◆ **Data to process**

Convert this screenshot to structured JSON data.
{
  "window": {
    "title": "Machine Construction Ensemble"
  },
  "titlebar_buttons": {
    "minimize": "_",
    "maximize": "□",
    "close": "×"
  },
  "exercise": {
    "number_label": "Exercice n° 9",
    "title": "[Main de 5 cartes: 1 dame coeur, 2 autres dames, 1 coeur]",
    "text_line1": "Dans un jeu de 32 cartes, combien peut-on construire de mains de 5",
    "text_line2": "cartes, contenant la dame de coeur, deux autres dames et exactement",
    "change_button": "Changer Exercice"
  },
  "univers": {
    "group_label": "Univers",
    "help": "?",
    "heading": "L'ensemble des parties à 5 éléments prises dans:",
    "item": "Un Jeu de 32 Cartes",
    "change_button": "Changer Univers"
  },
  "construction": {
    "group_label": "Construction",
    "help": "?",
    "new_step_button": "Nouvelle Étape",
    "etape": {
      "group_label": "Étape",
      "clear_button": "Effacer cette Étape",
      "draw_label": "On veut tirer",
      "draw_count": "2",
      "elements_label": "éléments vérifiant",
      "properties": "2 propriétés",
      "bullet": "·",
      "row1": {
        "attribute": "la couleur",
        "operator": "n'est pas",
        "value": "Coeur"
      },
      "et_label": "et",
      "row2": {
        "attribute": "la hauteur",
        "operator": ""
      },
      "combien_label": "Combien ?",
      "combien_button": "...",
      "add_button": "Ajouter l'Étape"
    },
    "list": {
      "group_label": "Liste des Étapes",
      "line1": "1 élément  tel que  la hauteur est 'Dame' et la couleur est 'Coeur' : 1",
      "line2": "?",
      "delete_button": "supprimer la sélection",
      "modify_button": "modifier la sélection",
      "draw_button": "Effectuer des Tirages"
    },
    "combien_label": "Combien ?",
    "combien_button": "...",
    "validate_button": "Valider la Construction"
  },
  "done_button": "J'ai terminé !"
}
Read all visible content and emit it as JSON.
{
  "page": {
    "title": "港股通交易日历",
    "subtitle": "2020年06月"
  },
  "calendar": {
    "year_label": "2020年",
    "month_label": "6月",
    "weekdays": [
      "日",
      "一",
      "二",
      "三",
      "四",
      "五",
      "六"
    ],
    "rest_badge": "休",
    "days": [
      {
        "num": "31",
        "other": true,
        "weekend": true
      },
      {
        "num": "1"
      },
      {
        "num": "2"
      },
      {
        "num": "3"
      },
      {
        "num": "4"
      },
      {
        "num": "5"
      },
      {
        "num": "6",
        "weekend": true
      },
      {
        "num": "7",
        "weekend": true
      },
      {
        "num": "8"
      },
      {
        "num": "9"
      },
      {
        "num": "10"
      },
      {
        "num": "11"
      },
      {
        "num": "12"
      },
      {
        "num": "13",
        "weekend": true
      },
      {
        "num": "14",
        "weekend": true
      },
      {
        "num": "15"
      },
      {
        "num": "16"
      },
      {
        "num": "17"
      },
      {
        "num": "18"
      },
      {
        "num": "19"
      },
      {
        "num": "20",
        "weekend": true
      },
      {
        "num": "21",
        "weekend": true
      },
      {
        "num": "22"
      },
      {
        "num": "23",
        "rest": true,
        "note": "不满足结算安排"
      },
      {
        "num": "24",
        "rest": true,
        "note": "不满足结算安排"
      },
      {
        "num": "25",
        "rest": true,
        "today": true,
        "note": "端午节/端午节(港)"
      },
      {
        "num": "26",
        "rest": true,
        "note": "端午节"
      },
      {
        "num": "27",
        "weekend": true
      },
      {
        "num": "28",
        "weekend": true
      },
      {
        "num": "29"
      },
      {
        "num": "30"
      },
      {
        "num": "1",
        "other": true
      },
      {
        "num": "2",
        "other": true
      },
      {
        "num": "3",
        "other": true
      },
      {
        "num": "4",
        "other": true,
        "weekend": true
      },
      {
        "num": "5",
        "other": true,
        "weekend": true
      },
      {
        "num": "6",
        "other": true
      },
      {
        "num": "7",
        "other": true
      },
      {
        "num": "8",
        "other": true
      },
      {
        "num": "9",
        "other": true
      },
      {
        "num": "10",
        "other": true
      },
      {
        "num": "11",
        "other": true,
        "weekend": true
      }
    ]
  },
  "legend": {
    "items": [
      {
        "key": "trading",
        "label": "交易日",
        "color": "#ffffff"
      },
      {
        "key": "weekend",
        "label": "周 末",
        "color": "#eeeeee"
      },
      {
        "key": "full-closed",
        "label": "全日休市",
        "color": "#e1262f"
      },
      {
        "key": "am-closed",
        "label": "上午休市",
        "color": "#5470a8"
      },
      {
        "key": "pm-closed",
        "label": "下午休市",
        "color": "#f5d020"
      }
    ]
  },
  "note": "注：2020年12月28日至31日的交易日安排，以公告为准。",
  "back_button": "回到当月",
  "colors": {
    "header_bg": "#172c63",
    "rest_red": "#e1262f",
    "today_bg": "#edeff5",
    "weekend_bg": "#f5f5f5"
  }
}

◆ **Challenge**
Your task is to give the records above again, exactly.

◆ **Exercise output**
Convert this screenshot to structured JSON data.
{
  "window": {
    "title": "Machine Construction Ensemble"
  },
  "titlebar_buttons": {
    "minimize": "_",
    "maximize": "□",
    "close": "×"
  },
  "exercise": {
    "number_label": "Exercice n° 9",
    "title": "[Main de 5 cartes: 1 dame coeur, 2 autres dames, 1 coeur]",
    "text_line1": "Dans un jeu de 32 cartes, combien peut-on construire de mains de 5",
    "text_line2": "cartes, contenant la dame de coeur, deux autres dames et exactement",
    "change_button": "Changer Exercice"
  },
  "univers": {
    "group_label": "Univers",
    "help": "?",
    "heading": "L'ensemble des parties à 5 éléments prises dans:",
    "item": "Un Jeu de 32 Cartes",
    "change_button": "Changer Univers"
  },
  "construction": {
    "group_label": "Construction",
    "help": "?",
    "new_step_button": "Nouvelle Étape",
    "etape": {
      "group_label": "Étape",
      "clear_button": "Effacer cette Étape",
      "draw_label": "On veut tirer",
      "draw_count": "2",
      "elements_label": "éléments vérifiant",
      "properties": "2 propriétés",
      "bullet": "·",
      "row1": {
        "attribute": "la couleur",
        "operator": "n'est pas",
        "value": "Coeur"
      },
      "et_label": "et",
      "row2": {
        "attribute": "la hauteur",
        "operator": ""
      },
      "combien_label": "Combien ?",
      "combien_button": "...",
      "add_button": "Ajouter l'Étape"
    },
    "list": {
      "group_label": "Liste des Étapes",
      "line1": "1 élément  tel que  la hauteur est 'Dame' et la couleur est 'Coeur' : 1",
      "line2": "?",
      "delete_button": "supprimer la sélection",
      "modify_button": "modifier la sélection",
      "draw_button": "Effectuer des Tirages"
    },
    "combien_label": "Combien ?",
    "combien_button": "...",
    "validate_button": "Valider la Construction"
  },
  "done_button": "J'ai terminé !"
}
Read all visible content and emit it as JSON.
{
  "page": {
    "title": "港股通交易日历",
    "subtitle": "2020年06月"
  },
  "calendar": {
    "year_label": "2020年",
    "month_label": "6月",
    "weekdays": [
      "日",
      "一",
      "二",
      "三",
      "四",
      "五",
      "六"
    ],
    "rest_badge": "休",
    "days": [
      {
        "num": "31",
        "other": true,
        "weekend": true
      },
      {
        "num": "1"
      },
      {
        "num": "2"
      },
      {
        "num": "3"
      },
      {
        "num": "4"
      },
      {
        "num": "5"
      },
      {
        "num": "6",
        "weekend": true
      },
      {
        "num": "7",
        "weekend": true
      },
      {
        "num": "8"
      },
      {
        "num": "9"
      },
      {
        "num": "10"
      },
      {
        "num": "11"
      },
      {
        "num": "12"
      },
      {
        "num": "13",
        "weekend": true
      },
      {
        "num": "14",
        "weekend": true
      },
      {
        "num": "15"
      },
      {
        "num": "16"
      },
      {
        "num": "17"
      },
      {
        "num": "18"
      },
      {
        "num": "19"
      },
      {
        "num": "20",
        "weekend": true
      },
      {
        "num": "21",
        "weekend": true
      },
      {
        "num": "22"
      },
      {
        "num": "23",
        "rest": true,
        "note": "不满足结算安排"
      },
      {
        "num": "24",
        "rest": true,
        "note": "不满足结算安排"
      },
      {
        "num": "25",
        "rest": true,
        "today": true,
        "note": "端午节/端午节(港)"
      },
      {
        "num": "26",
        "rest": true,
        "note": "端午节"
      },
      {
        "num": "27",
        "weekend": true
      },
      {
        "num": "28",
        "weekend": true
      },
      {
        "num": "29"
      },
      {
        "num": "30"
      },
      {
        "num": "1",
        "other": true
      },
      {
        "num": "2",
        "other": true
      },
      {
        "num": "3",
        "other": true
      },
      {
        "num": "4",
        "other": true,
        "weekend": true
      },
      {
        "num": "5",
        "other": true,
        "weekend": true
      },
      {
        "num": "6",
        "other": true
      },
      {
        "num": "7",
        "other": true
      },
      {
        "num": "8",
        "other": true
      },
      {
        "num": "9",
        "other": true
      },
      {
        "num": "10",
        "other": true
      },
      {
        "num": "11",
        "other": true,
        "weekend": true
      }
    ]
  },
  "legend": {
    "items": [
      {
        "key": "trading",
        "label": "交易日",
        "color": "#ffffff"
      },
      {
        "key": "weekend",
        "label": "周 末",
        "color": "#eeeeee"
      },
      {
        "key": "full-closed",
        "label": "全日休市",
        "color": "#e1262f"
      },
      {
        "key": "am-closed",
        "label": "上午休市",
        "color": "#5470a8"
      },
      {
        "key": "pm-closed",
        "label": "下午休市",
        "color": "#f5d020"
      }
    ]
  },
  "note": "注：2020年12月28日至31日的交易日安排，以公告为准。",
  "back_button": "回到当月",
  "colors": {
    "header_bg": "#172c63",
    "rest_red": "#e1262f",
    "today_bg": "#edeff5",
    "weekend_bg": "#f5f5f5"
  }
}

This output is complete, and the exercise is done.